— What is needed —
Give every line of the data again, unchanged, but with no pictures.

— Material for the task —
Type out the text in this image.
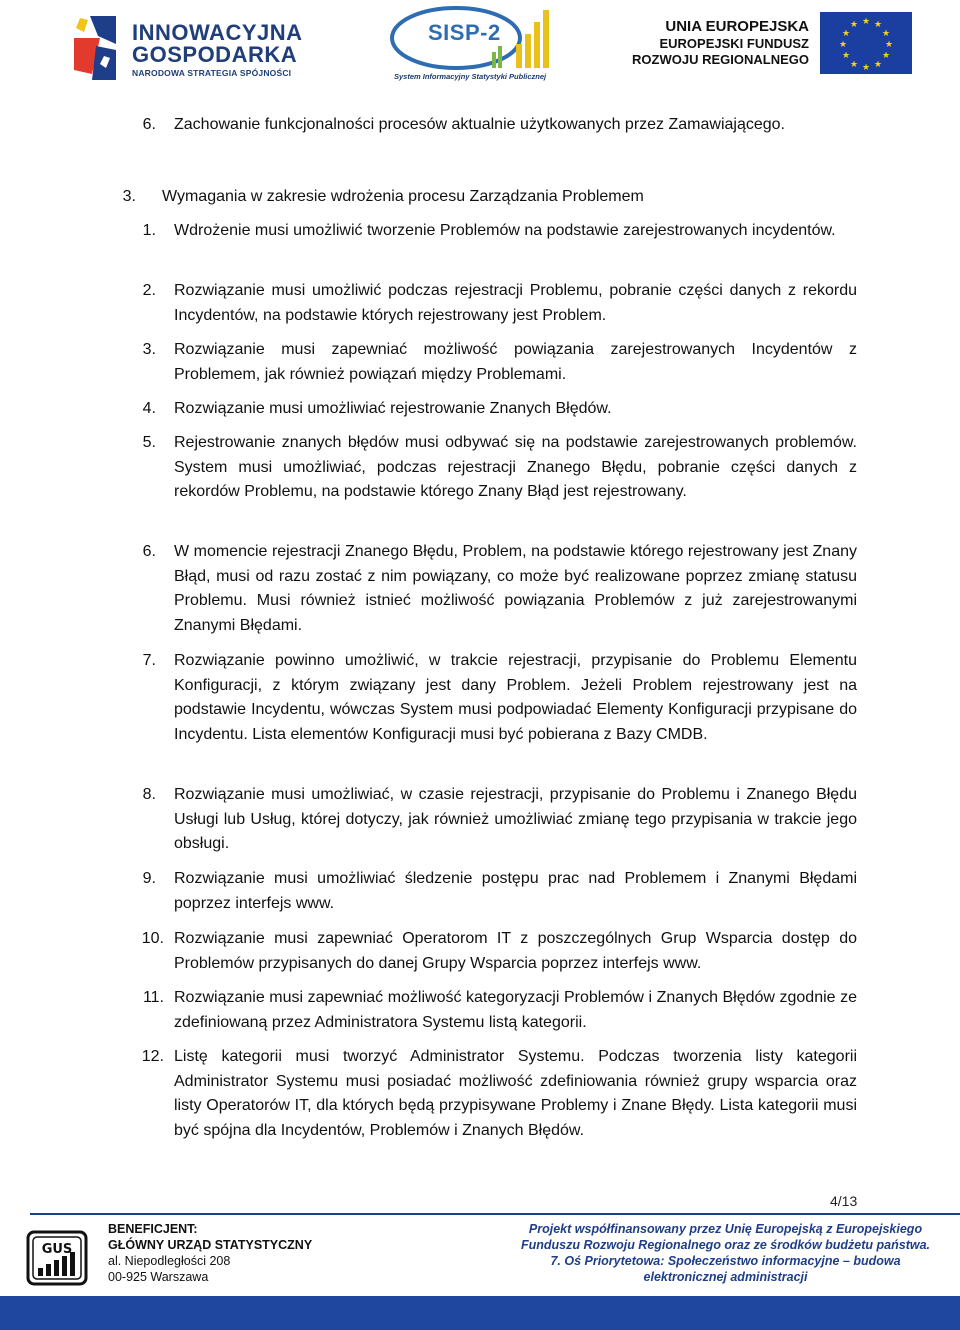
INNOWACYJNA
GOSPODARKA
NARODOWA STRATEGIA SPÓJNOŚCI
SISP-2
System Informacyjny Statystyki Publicznej
UNIA EUROPEJSKA
EUROPEJSKI FUNDUSZ
ROZWOJU REGIONALNEGO
★ ★
★
★
★
★
★
★
★
★
★
★
6. Zachowanie funkcjonalności procesów aktualnie użytkowanych przez Zamawiającego.
3. Wymagania w zakresie wdrożenia procesu Zarządzania Problemem
1. Wdrożenie musi umożliwić tworzenie Problemów na podstawie zarejestrowanych incydentów.
2. Rozwiązanie musi umożliwić podczas rejestracji Problemu, pobranie części danych z rekordu Incydentów, na podstawie których rejestrowany jest Problem.
3. Rozwiązanie musi zapewniać możliwość powiązania zarejestrowanych Incydentów z Problemem, jak również powiązań między Problemami.
4. Rozwiązanie musi umożliwiać rejestrowanie Znanych Błędów.
5. Rejestrowanie znanych błędów musi odbywać się na podstawie zarejestrowanych problemów. System musi umożliwiać, podczas rejestracji Znanego Błędu, pobranie części danych z rekordów Problemu, na podstawie którego Znany Błąd jest rejestrowany.
6. W momencie rejestracji Znanego Błędu, Problem, na podstawie którego rejestrowany jest Znany Błąd, musi od razu zostać z nim powiązany, co może być realizowane poprzez zmianę statusu Problemu. Musi również istnieć możliwość powiązania Problemów z już zarejestrowanymi Znanymi Błędami.
7. Rozwiązanie powinno umożliwić, w trakcie rejestracji, przypisanie do Problemu Elementu Konfiguracji, z którym związany jest dany Problem. Jeżeli Problem rejestrowany jest na podstawie Incydentu, wówczas System musi podpowiadać Elementy Konfiguracji przypisane do Incydentu. Lista elementów Konfiguracji musi być pobierana z Bazy CMDB.
8. Rozwiązanie musi umożliwiać, w czasie rejestracji, przypisanie do Problemu i Znanego Błędu Usługi lub Usług, której dotyczy, jak również umożliwiać zmianę tego przypisania w trakcie jego obsługi.
9. Rozwiązanie musi umożliwiać śledzenie postępu prac nad Problemem i Znanymi Błędami poprzez interfejs www.
10. Rozwiązanie musi zapewniać Operatorom IT z poszczególnych Grup Wsparcia dostęp do Problemów przypisanych do danej Grupy Wsparcia poprzez interfejs www.
11. Rozwiązanie musi zapewniać możliwość kategoryzacji Problemów i Znanych Błędów zgodnie ze zdefiniowaną przez Administratora Systemu listą kategorii.
12. Listę kategorii musi tworzyć Administrator Systemu. Podczas tworzenia listy kategorii Administrator Systemu musi posiadać możliwość zdefiniowania również grupy wsparcia oraz listy Operatorów IT, dla których będą przypisywane Problemy i Znane Błędy. Lista kategorii musi być spójna dla Incydentów, Problemów i Znanych Błędów.
4/13
GUS
BENEFICJENT:
GŁÓWNY URZĄD STATYSTYCZNY
al. Niepodległości 208
00-925 Warszawa
Projekt współfinansowany przez Unię Europejską z Europejskiego
Funduszu Rozwoju Regionalnego oraz ze środków budżetu państwa.
7. Oś Priorytetowa: Społeczeństwo informacyjne – budowa
elektronicznej administracji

— Written reply —
Type out the text in this image.
INNOWACYJNA
GOSPODARKA
NARODOWA STRATEGIA SPÓJNOŚCI
SISP-2
System Informacyjny Statystyki Publicznej
UNIA EUROPEJSKA
EUROPEJSKI FUNDUSZ
ROZWOJU REGIONALNEGO
★ ★
★
★
★
★
★
★
★
★
★
★
6. Zachowanie funkcjonalności procesów aktualnie użytkowanych przez Zamawiającego.
3. Wymagania w zakresie wdrożenia procesu Zarządzania Problemem
1. Wdrożenie musi umożliwić tworzenie Problemów na podstawie zarejestrowanych incydentów.
2. Rozwiązanie musi umożliwić podczas rejestracji Problemu, pobranie części danych z rekordu Incydentów, na podstawie których rejestrowany jest Problem.
3. Rozwiązanie musi zapewniać możliwość powiązania zarejestrowanych Incydentów z Problemem, jak również powiązań między Problemami.
4. Rozwiązanie musi umożliwiać rejestrowanie Znanych Błędów.
5. Rejestrowanie znanych błędów musi odbywać się na podstawie zarejestrowanych problemów. System musi umożliwiać, podczas rejestracji Znanego Błędu, pobranie części danych z rekordów Problemu, na podstawie którego Znany Błąd jest rejestrowany.
6. W momencie rejestracji Znanego Błędu, Problem, na podstawie którego rejestrowany jest Znany Błąd, musi od razu zostać z nim powiązany, co może być realizowane poprzez zmianę statusu Problemu. Musi również istnieć możliwość powiązania Problemów z już zarejestrowanymi Znanymi Błędami.
7. Rozwiązanie powinno umożliwić, w trakcie rejestracji, przypisanie do Problemu Elementu Konfiguracji, z którym związany jest dany Problem. Jeżeli Problem rejestrowany jest na podstawie Incydentu, wówczas System musi podpowiadać Elementy Konfiguracji przypisane do Incydentu. Lista elementów Konfiguracji musi być pobierana z Bazy CMDB.
8. Rozwiązanie musi umożliwiać, w czasie rejestracji, przypisanie do Problemu i Znanego Błędu Usługi lub Usług, której dotyczy, jak również umożliwiać zmianę tego przypisania w trakcie jego obsługi.
9. Rozwiązanie musi umożliwiać śledzenie postępu prac nad Problemem i Znanymi Błędami poprzez interfejs www.
10. Rozwiązanie musi zapewniać Operatorom IT z poszczególnych Grup Wsparcia dostęp do Problemów przypisanych do danej Grupy Wsparcia poprzez interfejs www.
11. Rozwiązanie musi zapewniać możliwość kategoryzacji Problemów i Znanych Błędów zgodnie ze zdefiniowaną przez Administratora Systemu listą kategorii.
12. Listę kategorii musi tworzyć Administrator Systemu. Podczas tworzenia listy kategorii Administrator Systemu musi posiadać możliwość zdefiniowania również grupy wsparcia oraz listy Operatorów IT, dla których będą przypisywane Problemy i Znane Błędy. Lista kategorii musi być spójna dla Incydentów, Problemów i Znanych Błędów.
4/13
GUS
BENEFICJENT:
GŁÓWNY URZĄD STATYSTYCZNY
al. Niepodległości 208
00-925 Warszawa
Projekt współfinansowany przez Unię Europejską z Europejskiego
Funduszu Rozwoju Regionalnego oraz ze środków budżetu państwa.
7. Oś Priorytetowa: Społeczeństwo informacyjne – budowa
elektronicznej administracji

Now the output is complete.